__TASK OBJECTIVE__: Return the records that follow unaltered. Omit every picture.

··· DATA RECORDS ···

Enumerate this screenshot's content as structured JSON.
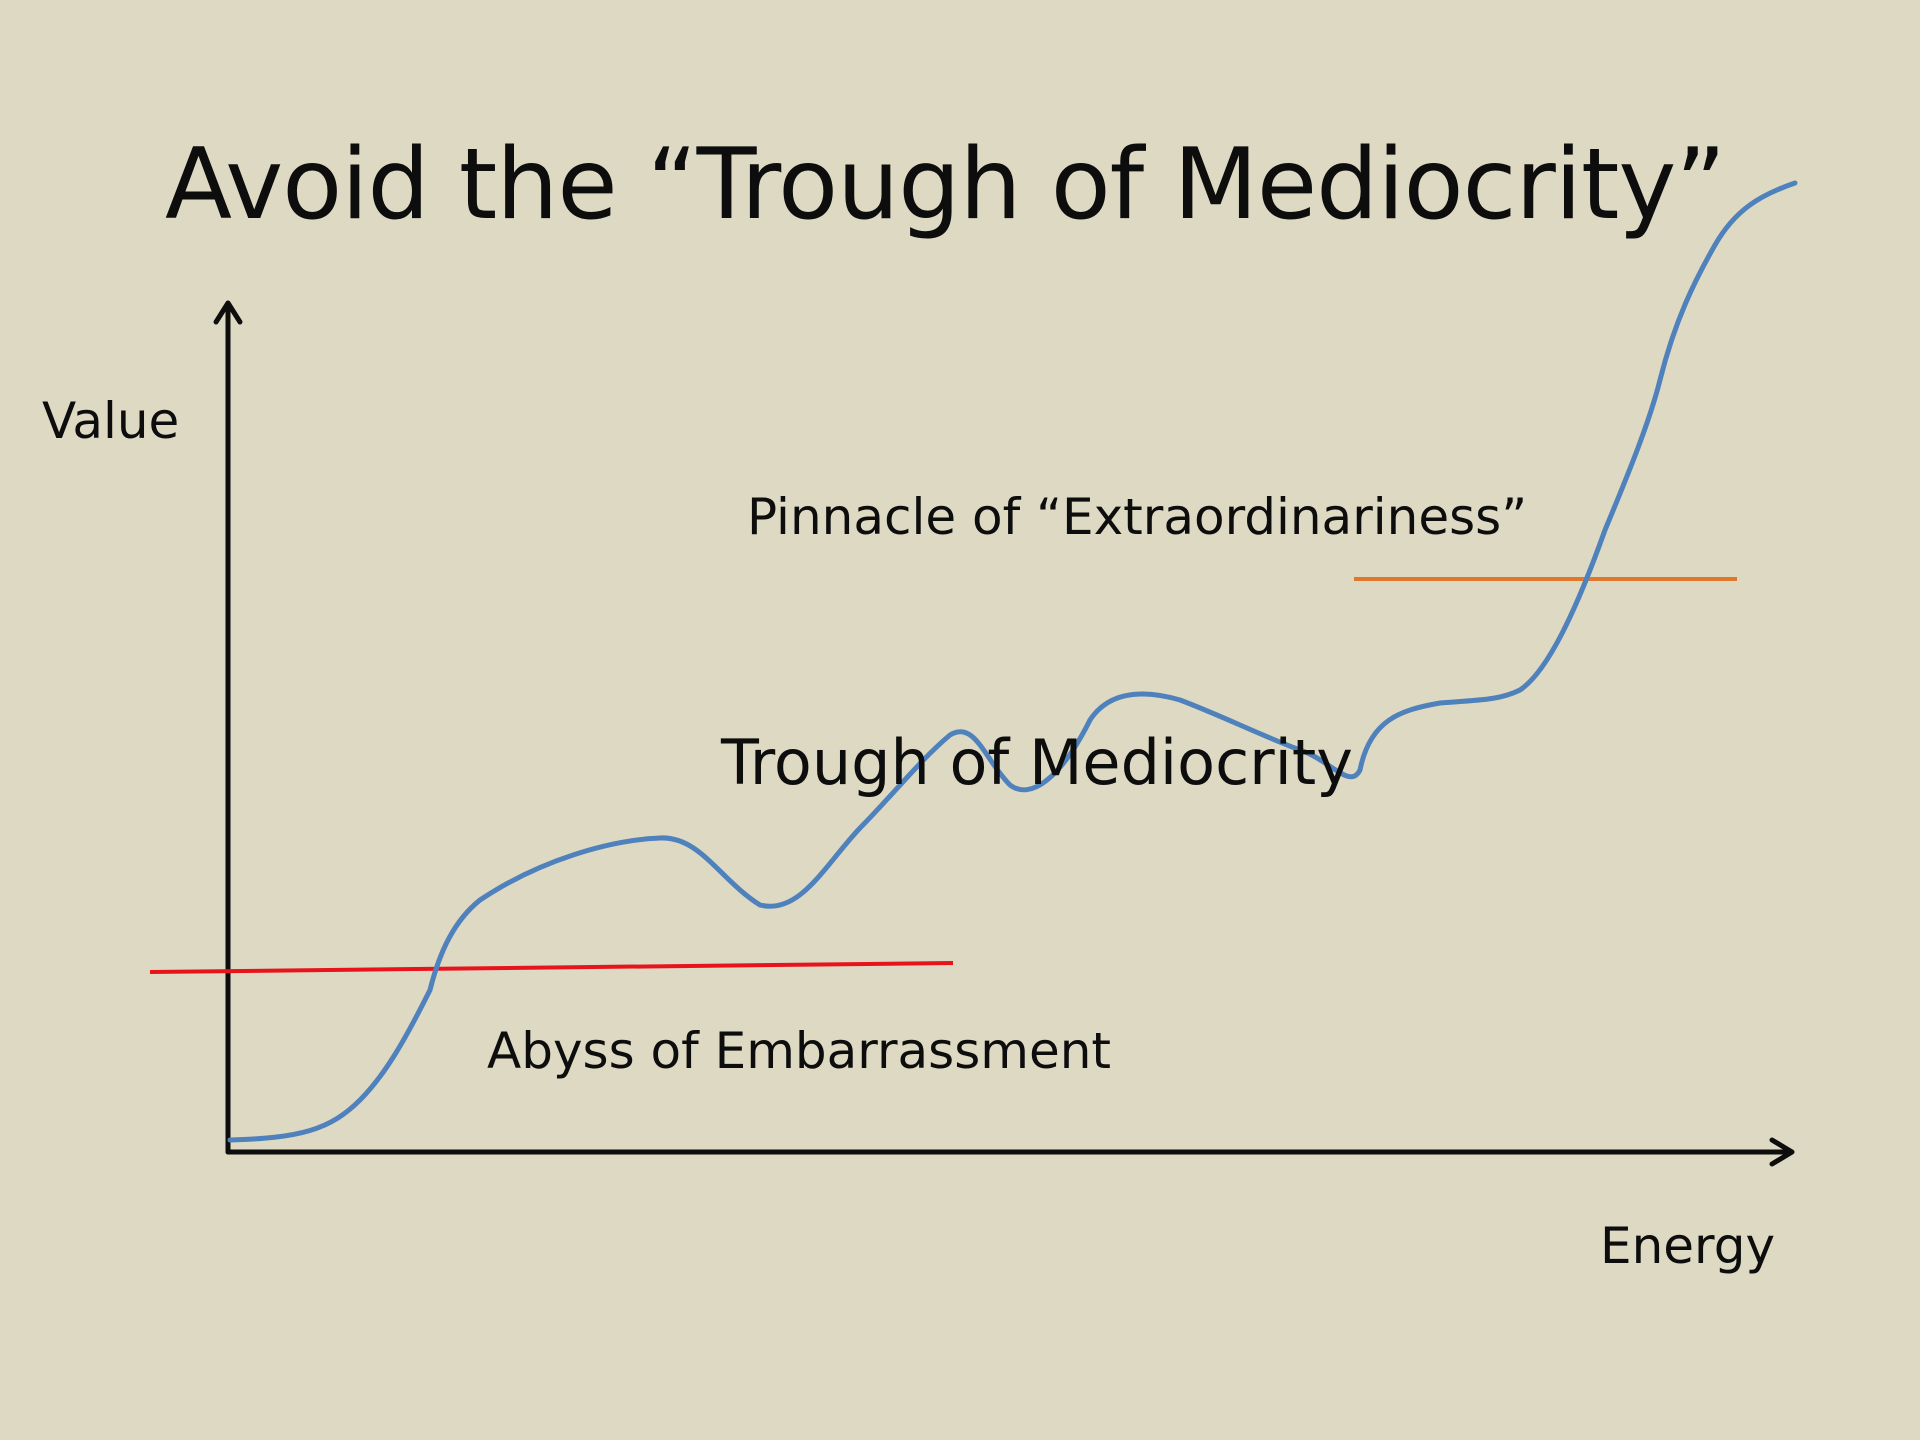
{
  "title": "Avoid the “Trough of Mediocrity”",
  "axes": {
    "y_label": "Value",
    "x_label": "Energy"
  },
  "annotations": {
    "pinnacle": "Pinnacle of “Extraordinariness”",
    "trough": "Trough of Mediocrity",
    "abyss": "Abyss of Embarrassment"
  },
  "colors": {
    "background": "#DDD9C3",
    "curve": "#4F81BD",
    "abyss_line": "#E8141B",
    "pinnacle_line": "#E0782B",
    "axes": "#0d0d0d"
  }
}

···

__SOLUTION TO THIS TASK__:
Enumerate this screenshot's content as structured JSON.
{
  "title": "Avoid the “Trough of Mediocrity”",
  "axes": {
    "y_label": "Value",
    "x_label": "Energy"
  },
  "annotations": {
    "pinnacle": "Pinnacle of “Extraordinariness”",
    "trough": "Trough of Mediocrity",
    "abyss": "Abyss of Embarrassment"
  },
  "colors": {
    "background": "#DDD9C3",
    "curve": "#4F81BD",
    "abyss_line": "#E8141B",
    "pinnacle_line": "#E0782B",
    "axes": "#0d0d0d"
  }
}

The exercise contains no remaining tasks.